> [Excerpted data]
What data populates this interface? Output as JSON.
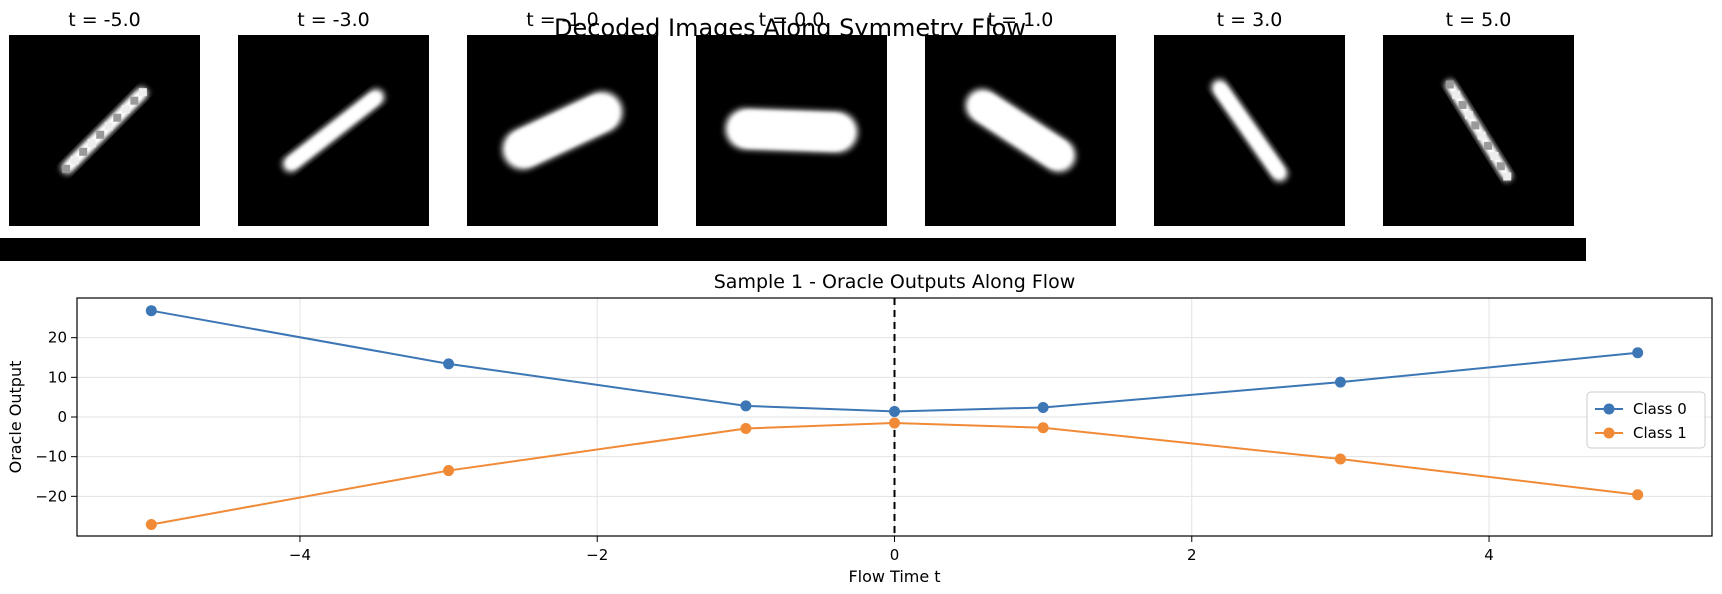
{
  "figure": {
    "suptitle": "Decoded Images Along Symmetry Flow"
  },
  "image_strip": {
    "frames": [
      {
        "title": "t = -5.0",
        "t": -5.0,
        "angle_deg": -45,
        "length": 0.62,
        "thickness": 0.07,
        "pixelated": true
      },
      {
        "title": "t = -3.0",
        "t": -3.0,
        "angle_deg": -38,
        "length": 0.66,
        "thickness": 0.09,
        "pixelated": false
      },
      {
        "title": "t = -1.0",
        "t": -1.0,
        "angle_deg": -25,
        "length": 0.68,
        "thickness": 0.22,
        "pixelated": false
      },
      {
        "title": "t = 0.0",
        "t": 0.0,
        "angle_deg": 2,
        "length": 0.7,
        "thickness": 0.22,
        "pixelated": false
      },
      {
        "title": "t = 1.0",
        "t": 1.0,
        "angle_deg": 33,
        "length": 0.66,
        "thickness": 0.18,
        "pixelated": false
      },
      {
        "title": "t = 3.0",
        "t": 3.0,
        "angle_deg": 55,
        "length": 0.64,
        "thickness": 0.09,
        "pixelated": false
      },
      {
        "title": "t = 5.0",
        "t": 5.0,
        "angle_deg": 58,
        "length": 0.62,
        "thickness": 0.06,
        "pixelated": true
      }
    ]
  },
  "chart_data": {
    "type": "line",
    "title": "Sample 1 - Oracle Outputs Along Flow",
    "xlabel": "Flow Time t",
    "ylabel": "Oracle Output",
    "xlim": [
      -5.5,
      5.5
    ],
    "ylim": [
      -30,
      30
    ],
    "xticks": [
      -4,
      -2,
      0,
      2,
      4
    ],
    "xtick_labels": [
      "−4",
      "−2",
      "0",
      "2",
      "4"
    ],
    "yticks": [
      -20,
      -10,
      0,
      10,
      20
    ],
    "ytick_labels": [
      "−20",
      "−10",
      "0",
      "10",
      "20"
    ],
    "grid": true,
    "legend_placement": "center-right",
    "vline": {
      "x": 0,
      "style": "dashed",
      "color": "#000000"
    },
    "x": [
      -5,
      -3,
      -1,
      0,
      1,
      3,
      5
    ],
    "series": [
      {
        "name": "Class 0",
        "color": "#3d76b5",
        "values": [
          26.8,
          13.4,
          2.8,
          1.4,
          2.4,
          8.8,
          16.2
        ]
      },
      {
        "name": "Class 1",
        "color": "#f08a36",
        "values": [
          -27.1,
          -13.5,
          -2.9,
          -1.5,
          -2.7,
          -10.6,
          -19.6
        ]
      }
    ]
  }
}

==

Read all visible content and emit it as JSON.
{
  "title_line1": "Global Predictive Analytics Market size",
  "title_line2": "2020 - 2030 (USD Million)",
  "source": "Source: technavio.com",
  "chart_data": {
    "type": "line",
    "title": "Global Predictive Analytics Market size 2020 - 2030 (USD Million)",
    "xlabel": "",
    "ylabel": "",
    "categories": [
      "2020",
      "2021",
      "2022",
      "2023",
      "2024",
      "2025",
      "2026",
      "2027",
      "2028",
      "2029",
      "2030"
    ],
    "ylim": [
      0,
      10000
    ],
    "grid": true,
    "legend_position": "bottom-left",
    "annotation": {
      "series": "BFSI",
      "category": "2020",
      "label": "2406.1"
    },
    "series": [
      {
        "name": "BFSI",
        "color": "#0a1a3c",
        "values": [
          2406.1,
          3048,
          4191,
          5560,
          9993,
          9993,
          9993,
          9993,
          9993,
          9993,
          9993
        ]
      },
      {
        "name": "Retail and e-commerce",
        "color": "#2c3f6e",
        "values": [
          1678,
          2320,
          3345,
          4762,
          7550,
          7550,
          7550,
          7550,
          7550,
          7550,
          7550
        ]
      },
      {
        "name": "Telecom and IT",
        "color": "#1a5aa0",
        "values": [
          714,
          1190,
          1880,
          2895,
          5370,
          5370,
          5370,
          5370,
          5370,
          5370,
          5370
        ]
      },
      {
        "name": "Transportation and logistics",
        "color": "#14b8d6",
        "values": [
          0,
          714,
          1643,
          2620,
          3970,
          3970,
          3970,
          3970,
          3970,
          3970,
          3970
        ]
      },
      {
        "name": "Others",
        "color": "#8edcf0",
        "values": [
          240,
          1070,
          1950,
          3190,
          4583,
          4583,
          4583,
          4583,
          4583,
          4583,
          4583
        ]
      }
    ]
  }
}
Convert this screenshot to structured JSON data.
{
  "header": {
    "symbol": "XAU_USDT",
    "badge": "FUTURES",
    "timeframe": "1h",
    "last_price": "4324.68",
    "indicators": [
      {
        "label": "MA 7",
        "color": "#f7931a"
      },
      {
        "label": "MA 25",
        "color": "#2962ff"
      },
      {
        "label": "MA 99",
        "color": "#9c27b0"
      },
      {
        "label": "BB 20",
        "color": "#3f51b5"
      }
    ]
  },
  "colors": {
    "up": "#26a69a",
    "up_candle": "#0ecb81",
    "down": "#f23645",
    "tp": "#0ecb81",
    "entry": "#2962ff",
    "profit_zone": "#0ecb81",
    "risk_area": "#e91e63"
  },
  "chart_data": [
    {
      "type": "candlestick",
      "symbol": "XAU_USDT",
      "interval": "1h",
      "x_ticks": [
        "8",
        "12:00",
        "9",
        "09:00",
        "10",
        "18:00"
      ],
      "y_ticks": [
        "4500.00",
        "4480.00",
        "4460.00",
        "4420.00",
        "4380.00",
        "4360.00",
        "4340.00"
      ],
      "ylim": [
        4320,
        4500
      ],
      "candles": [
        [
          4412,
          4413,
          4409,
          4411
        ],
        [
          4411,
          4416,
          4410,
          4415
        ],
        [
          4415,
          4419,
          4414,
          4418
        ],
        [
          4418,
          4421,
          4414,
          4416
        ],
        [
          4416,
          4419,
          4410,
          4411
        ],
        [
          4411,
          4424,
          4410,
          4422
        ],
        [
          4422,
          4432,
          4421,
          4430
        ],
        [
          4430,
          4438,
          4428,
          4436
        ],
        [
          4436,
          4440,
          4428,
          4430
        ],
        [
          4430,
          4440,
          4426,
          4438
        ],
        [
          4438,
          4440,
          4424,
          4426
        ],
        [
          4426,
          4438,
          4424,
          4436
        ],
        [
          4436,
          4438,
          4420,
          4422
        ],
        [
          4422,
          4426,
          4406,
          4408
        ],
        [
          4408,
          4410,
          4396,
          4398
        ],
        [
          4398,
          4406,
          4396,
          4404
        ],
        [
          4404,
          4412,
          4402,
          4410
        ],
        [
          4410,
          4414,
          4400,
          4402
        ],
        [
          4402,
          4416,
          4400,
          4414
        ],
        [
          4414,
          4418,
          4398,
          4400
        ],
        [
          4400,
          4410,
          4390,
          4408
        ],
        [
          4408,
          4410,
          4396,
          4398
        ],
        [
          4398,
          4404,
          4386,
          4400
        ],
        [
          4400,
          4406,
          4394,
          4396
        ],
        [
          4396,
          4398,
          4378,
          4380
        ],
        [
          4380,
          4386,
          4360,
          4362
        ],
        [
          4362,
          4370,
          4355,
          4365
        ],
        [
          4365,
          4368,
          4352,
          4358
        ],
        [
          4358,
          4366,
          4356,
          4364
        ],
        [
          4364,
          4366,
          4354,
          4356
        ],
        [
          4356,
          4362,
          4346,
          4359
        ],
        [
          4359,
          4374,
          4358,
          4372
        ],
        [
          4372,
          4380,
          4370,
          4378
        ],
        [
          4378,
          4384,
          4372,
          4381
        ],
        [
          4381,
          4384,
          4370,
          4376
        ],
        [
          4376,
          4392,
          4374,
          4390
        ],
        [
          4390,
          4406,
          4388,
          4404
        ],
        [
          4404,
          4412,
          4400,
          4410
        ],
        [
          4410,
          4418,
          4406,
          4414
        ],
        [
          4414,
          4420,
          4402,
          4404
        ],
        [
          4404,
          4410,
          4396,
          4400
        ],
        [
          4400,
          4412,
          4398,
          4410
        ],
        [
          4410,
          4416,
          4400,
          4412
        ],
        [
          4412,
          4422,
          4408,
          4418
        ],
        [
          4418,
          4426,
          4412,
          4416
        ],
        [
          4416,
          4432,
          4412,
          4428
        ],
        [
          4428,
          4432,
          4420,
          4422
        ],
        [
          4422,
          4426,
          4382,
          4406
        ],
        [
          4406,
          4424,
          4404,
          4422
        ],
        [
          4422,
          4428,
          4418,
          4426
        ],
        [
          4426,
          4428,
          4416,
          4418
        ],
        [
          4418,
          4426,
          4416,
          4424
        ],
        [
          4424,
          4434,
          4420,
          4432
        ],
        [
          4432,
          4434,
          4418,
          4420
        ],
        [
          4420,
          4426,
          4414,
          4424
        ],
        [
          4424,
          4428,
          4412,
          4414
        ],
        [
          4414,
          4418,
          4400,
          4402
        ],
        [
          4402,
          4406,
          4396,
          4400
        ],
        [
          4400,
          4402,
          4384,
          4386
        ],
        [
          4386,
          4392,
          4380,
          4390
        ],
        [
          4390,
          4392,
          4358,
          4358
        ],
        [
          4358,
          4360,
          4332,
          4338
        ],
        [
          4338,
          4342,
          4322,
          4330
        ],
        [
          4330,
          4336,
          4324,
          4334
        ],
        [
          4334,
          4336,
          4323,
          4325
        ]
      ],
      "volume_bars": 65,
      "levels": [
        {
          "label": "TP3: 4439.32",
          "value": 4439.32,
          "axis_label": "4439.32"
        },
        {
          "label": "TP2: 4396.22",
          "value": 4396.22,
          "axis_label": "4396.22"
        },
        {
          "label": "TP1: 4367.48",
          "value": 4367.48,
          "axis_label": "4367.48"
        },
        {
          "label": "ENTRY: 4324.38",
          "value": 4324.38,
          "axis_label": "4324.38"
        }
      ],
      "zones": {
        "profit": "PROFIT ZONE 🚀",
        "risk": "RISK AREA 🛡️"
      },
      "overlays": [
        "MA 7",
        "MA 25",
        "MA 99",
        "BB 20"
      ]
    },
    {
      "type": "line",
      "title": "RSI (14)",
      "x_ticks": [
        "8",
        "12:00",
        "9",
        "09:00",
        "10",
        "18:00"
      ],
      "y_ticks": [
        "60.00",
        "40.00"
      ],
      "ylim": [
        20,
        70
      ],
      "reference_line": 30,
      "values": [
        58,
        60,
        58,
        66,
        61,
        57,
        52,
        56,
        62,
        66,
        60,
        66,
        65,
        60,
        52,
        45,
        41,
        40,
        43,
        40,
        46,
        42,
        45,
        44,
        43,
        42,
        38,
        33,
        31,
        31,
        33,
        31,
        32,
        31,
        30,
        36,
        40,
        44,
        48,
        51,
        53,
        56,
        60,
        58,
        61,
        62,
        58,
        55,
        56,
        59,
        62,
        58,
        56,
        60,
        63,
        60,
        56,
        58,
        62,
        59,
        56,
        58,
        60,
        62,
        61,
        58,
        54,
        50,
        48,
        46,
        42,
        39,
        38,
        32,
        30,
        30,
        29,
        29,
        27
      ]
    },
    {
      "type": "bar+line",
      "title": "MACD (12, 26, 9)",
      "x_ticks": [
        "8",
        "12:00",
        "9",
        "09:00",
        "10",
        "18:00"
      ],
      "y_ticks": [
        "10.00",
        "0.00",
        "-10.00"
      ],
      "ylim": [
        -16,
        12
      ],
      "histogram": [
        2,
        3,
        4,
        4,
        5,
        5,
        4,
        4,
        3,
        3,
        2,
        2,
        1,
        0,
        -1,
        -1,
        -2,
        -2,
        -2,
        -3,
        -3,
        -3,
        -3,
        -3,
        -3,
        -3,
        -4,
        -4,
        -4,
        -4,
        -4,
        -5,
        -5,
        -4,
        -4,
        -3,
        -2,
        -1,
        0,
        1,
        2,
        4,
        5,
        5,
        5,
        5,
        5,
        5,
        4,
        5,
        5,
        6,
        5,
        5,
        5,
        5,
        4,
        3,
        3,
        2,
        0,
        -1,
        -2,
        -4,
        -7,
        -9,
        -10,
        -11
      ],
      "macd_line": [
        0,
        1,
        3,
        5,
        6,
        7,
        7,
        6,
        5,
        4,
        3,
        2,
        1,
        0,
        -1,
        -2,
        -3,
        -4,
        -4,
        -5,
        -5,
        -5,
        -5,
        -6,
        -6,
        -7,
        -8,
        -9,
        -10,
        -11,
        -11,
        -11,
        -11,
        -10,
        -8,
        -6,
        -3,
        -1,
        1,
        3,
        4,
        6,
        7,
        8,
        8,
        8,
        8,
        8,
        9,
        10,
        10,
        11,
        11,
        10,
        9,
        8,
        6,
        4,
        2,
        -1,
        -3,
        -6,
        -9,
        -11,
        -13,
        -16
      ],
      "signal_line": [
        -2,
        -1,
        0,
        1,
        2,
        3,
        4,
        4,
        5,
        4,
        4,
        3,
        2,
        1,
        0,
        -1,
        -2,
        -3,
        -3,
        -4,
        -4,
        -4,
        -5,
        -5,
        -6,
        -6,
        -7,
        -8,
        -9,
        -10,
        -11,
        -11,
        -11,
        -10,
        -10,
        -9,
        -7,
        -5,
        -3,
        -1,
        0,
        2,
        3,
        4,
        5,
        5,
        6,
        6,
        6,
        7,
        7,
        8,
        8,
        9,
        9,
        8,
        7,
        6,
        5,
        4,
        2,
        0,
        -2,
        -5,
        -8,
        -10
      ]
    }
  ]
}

> [Goal] Answer with one number only: how many lines above contain the word "Million".

> [Answer to the exercise] 2